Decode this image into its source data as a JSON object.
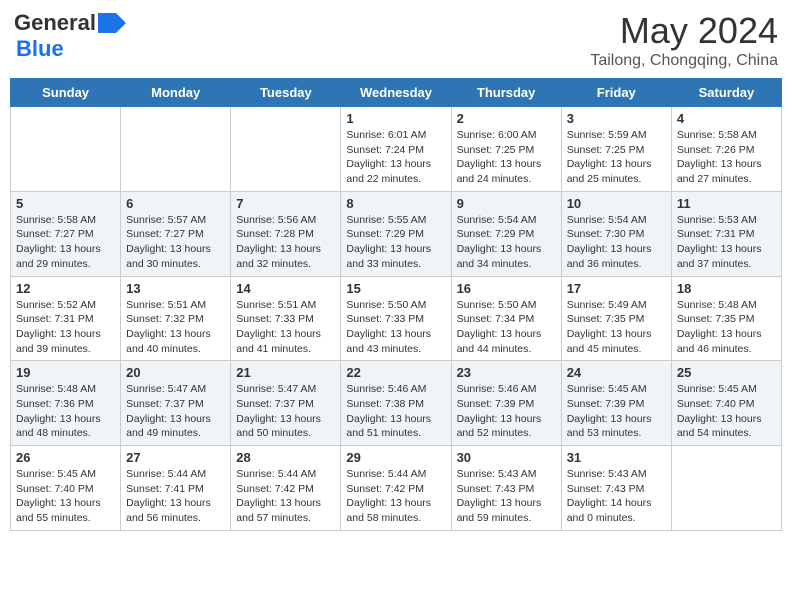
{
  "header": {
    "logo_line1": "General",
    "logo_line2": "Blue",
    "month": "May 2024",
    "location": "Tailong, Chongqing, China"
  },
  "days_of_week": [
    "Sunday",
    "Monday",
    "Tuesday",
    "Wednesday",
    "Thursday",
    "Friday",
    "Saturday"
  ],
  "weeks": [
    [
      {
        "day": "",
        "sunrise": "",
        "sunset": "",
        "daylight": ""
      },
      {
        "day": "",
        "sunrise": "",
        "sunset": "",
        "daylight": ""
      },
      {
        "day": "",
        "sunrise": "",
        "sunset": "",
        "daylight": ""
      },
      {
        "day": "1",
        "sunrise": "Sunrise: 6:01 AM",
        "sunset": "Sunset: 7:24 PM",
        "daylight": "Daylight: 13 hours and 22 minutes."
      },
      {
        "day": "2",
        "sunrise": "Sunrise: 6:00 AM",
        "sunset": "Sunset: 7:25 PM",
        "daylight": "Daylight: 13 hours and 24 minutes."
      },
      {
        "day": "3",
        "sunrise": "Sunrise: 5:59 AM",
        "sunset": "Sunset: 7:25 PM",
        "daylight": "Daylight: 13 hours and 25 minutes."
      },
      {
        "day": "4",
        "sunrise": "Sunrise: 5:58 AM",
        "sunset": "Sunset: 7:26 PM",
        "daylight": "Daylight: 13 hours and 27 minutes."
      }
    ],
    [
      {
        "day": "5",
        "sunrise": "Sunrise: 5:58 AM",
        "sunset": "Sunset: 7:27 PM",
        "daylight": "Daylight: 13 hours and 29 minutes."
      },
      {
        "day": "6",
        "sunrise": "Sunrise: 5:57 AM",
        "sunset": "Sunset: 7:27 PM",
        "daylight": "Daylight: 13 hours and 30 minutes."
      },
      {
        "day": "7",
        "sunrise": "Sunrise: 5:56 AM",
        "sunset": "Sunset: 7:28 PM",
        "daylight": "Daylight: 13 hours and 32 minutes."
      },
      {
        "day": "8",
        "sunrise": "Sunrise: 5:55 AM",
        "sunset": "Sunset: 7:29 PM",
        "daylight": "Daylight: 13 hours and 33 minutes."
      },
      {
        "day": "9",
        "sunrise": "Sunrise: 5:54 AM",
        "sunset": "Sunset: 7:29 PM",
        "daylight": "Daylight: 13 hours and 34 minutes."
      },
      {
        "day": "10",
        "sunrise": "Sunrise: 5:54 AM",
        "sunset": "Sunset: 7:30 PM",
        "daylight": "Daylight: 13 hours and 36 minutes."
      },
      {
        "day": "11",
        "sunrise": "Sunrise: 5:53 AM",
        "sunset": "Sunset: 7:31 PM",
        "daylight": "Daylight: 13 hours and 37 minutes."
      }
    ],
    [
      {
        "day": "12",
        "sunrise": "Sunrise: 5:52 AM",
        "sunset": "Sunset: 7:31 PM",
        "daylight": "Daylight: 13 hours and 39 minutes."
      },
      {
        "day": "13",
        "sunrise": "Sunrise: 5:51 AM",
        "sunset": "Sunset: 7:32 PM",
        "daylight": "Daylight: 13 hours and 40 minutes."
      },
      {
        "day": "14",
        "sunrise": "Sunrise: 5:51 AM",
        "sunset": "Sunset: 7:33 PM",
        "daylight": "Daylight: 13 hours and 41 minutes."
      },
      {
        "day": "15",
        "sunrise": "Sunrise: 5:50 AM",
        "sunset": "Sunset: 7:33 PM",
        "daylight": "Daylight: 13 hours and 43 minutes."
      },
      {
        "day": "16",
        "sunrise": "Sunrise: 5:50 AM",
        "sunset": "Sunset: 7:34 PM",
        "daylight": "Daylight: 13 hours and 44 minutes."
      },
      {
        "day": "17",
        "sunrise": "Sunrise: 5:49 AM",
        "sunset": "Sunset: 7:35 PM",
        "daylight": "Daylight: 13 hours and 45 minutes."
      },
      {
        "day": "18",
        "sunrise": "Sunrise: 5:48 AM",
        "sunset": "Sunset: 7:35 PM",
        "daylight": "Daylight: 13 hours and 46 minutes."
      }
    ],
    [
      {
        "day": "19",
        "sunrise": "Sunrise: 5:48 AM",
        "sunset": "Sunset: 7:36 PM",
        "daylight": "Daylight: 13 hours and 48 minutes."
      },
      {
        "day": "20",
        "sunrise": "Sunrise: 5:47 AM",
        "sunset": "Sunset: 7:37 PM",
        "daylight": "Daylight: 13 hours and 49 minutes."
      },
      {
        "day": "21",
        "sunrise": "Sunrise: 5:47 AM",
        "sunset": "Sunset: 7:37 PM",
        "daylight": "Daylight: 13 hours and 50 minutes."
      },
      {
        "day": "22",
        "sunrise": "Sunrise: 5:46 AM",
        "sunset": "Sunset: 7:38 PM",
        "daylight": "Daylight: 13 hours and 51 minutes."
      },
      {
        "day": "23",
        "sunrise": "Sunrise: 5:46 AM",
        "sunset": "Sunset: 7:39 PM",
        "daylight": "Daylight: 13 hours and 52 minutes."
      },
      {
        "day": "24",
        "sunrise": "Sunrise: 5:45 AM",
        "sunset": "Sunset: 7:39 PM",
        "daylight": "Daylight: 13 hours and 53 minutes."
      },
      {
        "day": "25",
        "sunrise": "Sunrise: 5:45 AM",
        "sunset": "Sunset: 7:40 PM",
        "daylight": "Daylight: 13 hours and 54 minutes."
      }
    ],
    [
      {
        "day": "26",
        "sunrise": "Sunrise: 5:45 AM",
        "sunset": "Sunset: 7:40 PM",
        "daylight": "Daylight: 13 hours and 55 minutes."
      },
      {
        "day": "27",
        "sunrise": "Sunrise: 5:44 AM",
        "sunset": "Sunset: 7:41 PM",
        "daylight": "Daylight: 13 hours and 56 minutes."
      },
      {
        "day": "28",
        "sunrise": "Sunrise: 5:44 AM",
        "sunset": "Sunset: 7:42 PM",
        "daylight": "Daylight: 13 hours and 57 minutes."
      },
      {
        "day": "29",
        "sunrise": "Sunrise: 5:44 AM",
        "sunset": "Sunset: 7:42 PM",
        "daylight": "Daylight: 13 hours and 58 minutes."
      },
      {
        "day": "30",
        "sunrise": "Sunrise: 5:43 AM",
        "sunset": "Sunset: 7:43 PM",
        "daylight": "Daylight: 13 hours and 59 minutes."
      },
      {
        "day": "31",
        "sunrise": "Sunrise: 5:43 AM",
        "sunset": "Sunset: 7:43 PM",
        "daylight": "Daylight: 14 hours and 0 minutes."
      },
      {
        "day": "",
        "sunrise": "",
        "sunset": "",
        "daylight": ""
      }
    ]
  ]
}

--

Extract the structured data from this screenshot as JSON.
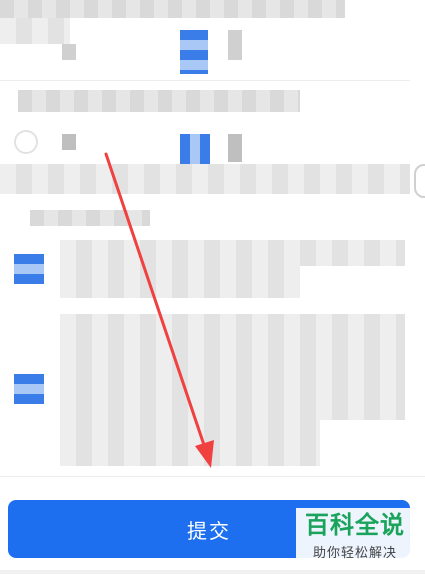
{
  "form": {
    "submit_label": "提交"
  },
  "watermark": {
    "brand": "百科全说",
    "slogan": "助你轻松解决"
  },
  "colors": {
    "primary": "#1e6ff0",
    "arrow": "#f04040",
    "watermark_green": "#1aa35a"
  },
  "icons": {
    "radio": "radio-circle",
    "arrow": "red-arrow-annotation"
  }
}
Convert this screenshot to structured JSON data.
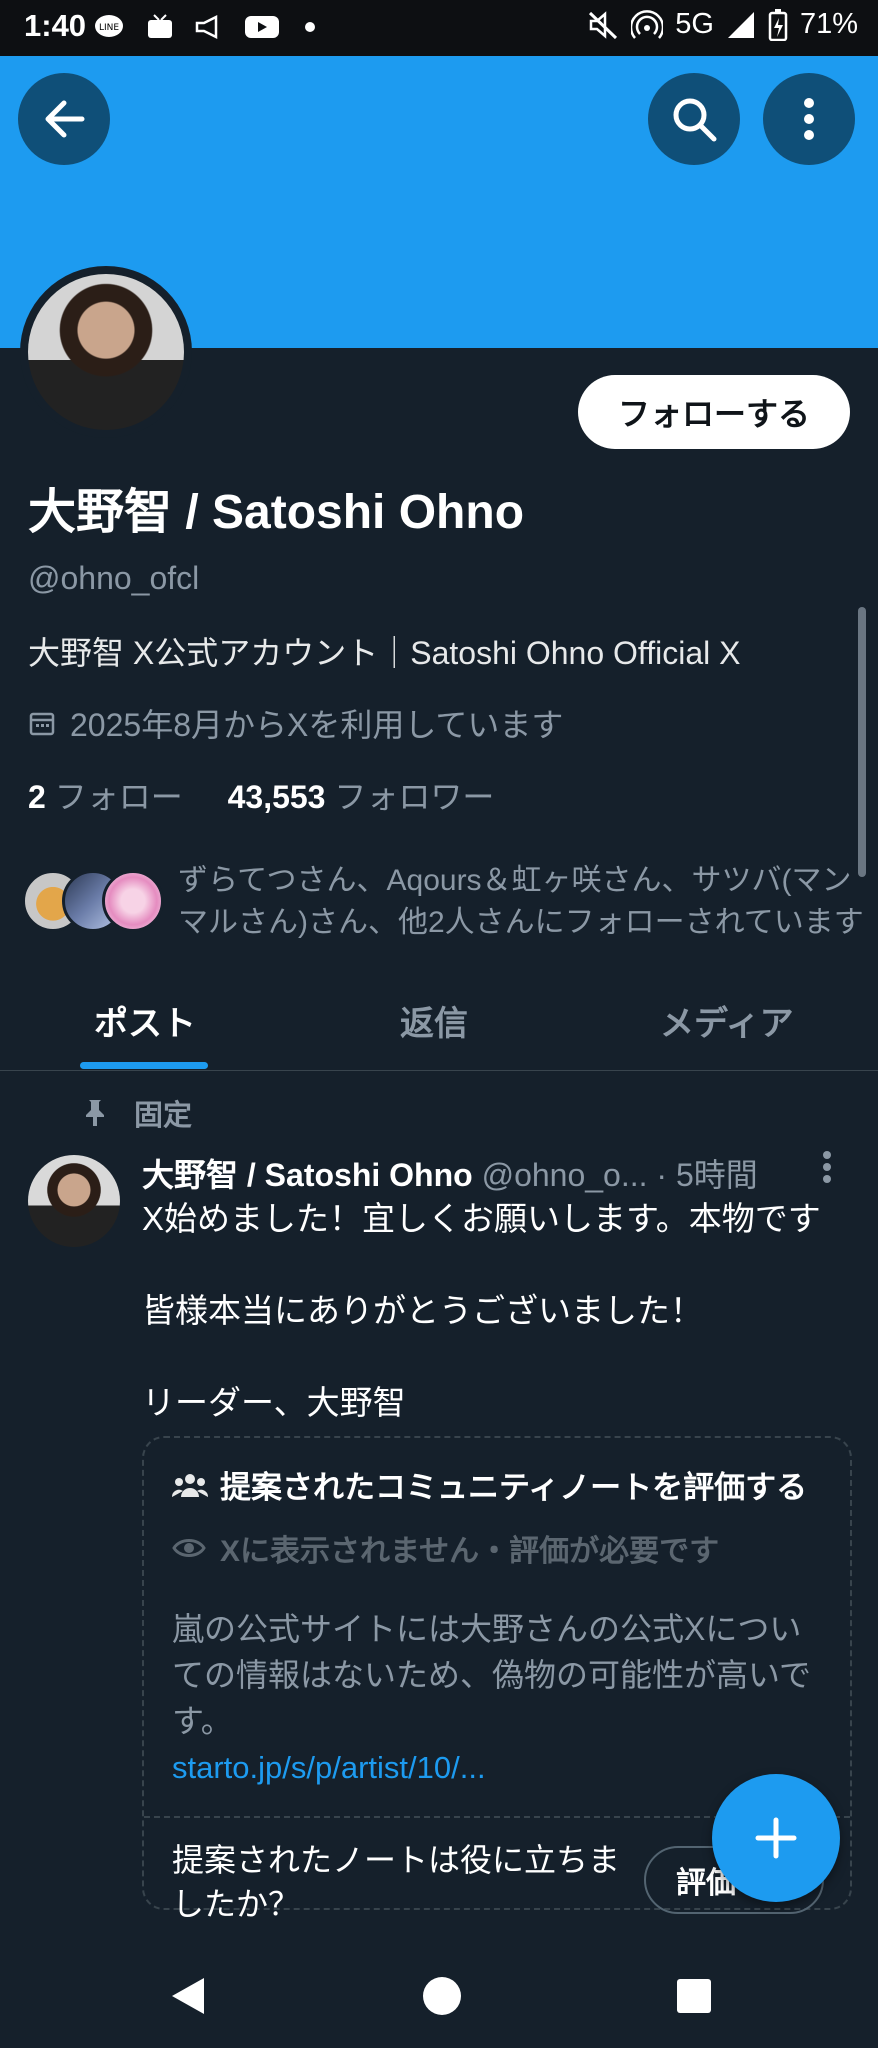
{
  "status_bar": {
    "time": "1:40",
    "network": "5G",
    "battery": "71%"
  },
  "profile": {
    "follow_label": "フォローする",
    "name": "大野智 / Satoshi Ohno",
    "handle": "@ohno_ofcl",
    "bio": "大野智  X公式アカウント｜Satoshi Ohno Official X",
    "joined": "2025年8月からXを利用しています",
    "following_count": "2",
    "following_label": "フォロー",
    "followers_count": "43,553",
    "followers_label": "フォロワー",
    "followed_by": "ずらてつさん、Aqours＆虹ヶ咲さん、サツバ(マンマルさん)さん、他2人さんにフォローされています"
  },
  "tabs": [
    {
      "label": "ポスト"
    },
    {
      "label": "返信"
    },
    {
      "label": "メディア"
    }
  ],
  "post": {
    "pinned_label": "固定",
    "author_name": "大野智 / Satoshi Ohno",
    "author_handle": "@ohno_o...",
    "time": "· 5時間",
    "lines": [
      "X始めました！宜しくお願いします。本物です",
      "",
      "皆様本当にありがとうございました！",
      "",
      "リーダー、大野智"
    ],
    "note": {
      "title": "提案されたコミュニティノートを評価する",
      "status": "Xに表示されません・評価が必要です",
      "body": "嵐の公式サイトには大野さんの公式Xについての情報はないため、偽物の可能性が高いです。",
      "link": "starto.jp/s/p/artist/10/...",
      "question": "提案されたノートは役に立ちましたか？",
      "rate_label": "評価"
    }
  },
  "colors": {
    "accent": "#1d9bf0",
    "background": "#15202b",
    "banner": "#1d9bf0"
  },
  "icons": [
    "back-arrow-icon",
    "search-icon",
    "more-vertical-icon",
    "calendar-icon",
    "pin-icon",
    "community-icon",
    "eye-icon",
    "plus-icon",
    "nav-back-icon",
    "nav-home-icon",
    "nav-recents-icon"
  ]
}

...

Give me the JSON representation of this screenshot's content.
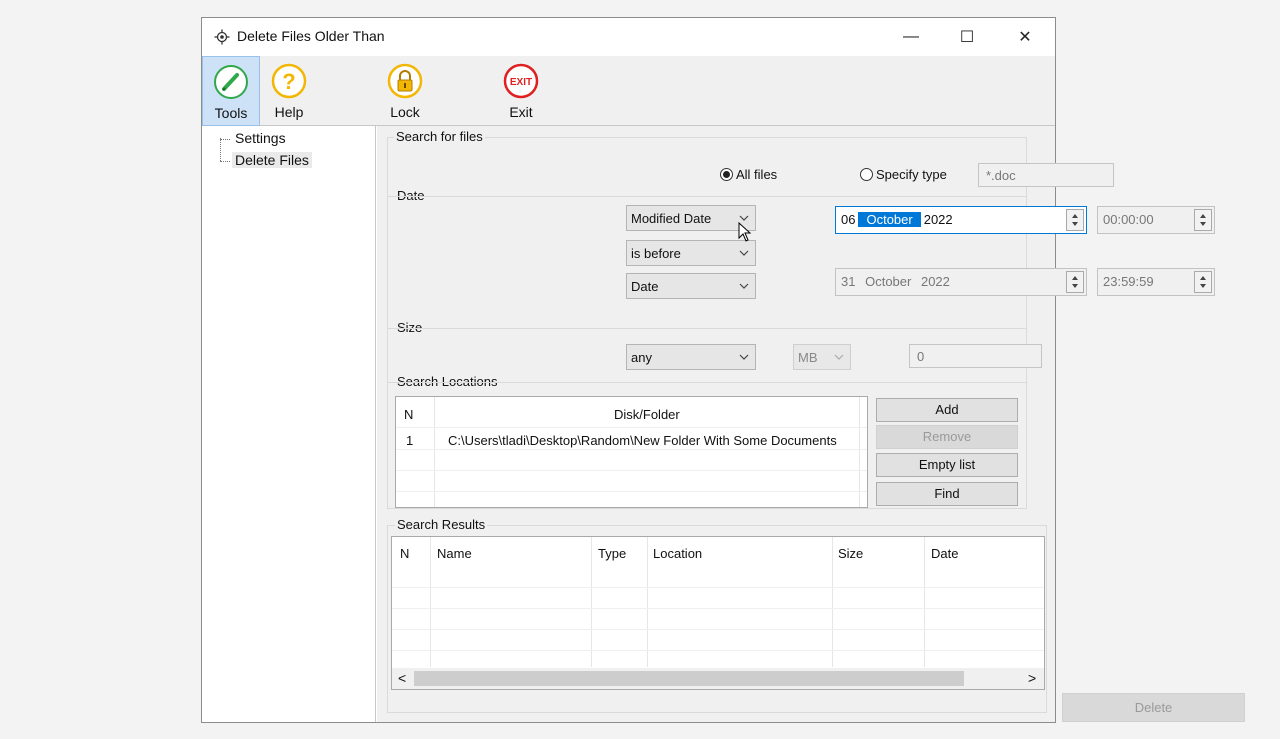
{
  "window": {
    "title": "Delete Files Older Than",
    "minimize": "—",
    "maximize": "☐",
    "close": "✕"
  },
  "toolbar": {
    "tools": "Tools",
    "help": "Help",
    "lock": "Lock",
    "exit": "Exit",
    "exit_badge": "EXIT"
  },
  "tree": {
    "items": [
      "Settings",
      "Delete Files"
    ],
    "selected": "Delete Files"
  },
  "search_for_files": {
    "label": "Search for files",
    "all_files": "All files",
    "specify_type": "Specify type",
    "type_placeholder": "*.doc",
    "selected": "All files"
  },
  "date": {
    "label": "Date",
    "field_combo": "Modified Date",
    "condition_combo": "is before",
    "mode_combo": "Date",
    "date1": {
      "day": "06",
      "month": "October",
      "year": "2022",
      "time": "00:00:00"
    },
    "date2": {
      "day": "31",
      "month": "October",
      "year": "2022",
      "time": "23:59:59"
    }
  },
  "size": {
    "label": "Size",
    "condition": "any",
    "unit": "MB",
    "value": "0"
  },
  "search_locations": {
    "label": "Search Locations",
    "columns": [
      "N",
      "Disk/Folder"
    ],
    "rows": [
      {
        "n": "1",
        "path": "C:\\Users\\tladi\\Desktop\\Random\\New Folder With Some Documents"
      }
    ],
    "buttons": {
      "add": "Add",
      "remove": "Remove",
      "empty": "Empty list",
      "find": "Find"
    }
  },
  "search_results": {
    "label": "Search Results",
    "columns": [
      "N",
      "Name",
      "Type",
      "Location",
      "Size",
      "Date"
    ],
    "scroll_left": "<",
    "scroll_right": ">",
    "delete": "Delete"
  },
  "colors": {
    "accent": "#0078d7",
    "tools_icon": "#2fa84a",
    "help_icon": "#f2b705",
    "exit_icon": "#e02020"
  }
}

> DO THIS:
Pick out every line holding the string "data" and return it.

> IN RESPONSE:
Decode this image into its source data as a JSON object.
Extract the structured data from this screenshot as JSON.
Convert this screenshot to structured JSON data.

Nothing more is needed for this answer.